▼

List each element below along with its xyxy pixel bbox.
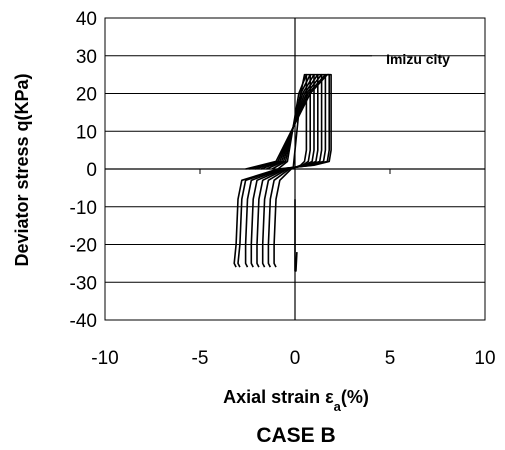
y-tick-label: 10 [76, 122, 97, 143]
x-axis-label-sub: a [334, 399, 342, 414]
series-line [233, 73, 332, 268]
x-tick-labels: -10 -5 0 5 10 [91, 348, 495, 369]
x-axis-label: Axial strain εa(%) [223, 387, 369, 414]
y-axis-label: Deviator stress q(KPa) [12, 73, 32, 266]
x-tick-label: 10 [474, 348, 495, 369]
x-tick-label: 0 [290, 348, 301, 369]
y-tick-label: 0 [86, 160, 97, 181]
series-line [244, 73, 327, 268]
series-line [250, 73, 323, 268]
annotation-label: Imizu city [386, 51, 450, 67]
y-tick-label: -40 [70, 311, 97, 332]
series-line [256, 73, 319, 268]
y-tick-label: -30 [70, 273, 97, 294]
y-tick-label: 20 [76, 85, 97, 106]
series-group [233, 73, 332, 272]
x-tick-label: 5 [385, 348, 396, 369]
y-tick-label: 40 [76, 9, 97, 30]
axes [104, 18, 486, 320]
series-line [267, 73, 312, 268]
x-axis-label-tail: (%) [341, 387, 369, 407]
x-tick-label: -5 [192, 348, 209, 369]
y-tick-label: -10 [70, 198, 97, 219]
figure-caption: CASE B [256, 424, 335, 447]
y-tick-labels: 40 30 20 10 0 -10 -20 -30 -40 [70, 9, 97, 332]
y-tick-label: 30 [76, 47, 97, 68]
x-tick-label: -10 [91, 348, 118, 369]
series-line [261, 73, 315, 268]
y-tick-label: -20 [70, 236, 97, 257]
x-axis-label-main: Axial strain ε [223, 387, 334, 407]
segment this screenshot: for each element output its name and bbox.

▲

Problem statement. Rewrite the rows starting at the one containing "y-tick-label: 10 [76, 122, 97, 143]" and ending at the one containing "y-tick-label: 30 [76, 47, 97, 68]", replacing "series-line" with "plot-line" and leaving everything else unchanged.

Result.
y-tick-label: 10 [76, 122, 97, 143]
x-axis-label-sub: a [334, 399, 342, 414]
plot-line [233, 73, 332, 268]
x-tick-labels: -10 -5 0 5 10 [91, 348, 495, 369]
x-axis-label: Axial strain εa(%) [223, 387, 369, 414]
y-axis-label: Deviator stress q(KPa) [12, 73, 32, 266]
x-tick-label: 10 [474, 348, 495, 369]
x-tick-label: 0 [290, 348, 301, 369]
y-tick-label: 0 [86, 160, 97, 181]
plot-line [244, 73, 327, 268]
plot-line [250, 73, 323, 268]
annotation-label: Imizu city [386, 51, 450, 67]
y-tick-label: -40 [70, 311, 97, 332]
plot-line [256, 73, 319, 268]
y-tick-label: -30 [70, 273, 97, 294]
y-tick-label: 20 [76, 85, 97, 106]
series-group [233, 73, 332, 272]
x-tick-label: 5 [385, 348, 396, 369]
y-tick-label: 40 [76, 9, 97, 30]
axes [104, 18, 486, 320]
plot-line [267, 73, 312, 268]
x-axis-label-tail: (%) [341, 387, 369, 407]
x-tick-label: -5 [192, 348, 209, 369]
y-tick-label: -10 [70, 198, 97, 219]
figure-caption: CASE B [256, 424, 335, 447]
y-tick-labels: 40 30 20 10 0 -10 -20 -30 -40 [70, 9, 97, 332]
y-tick-label: 30 [76, 47, 97, 68]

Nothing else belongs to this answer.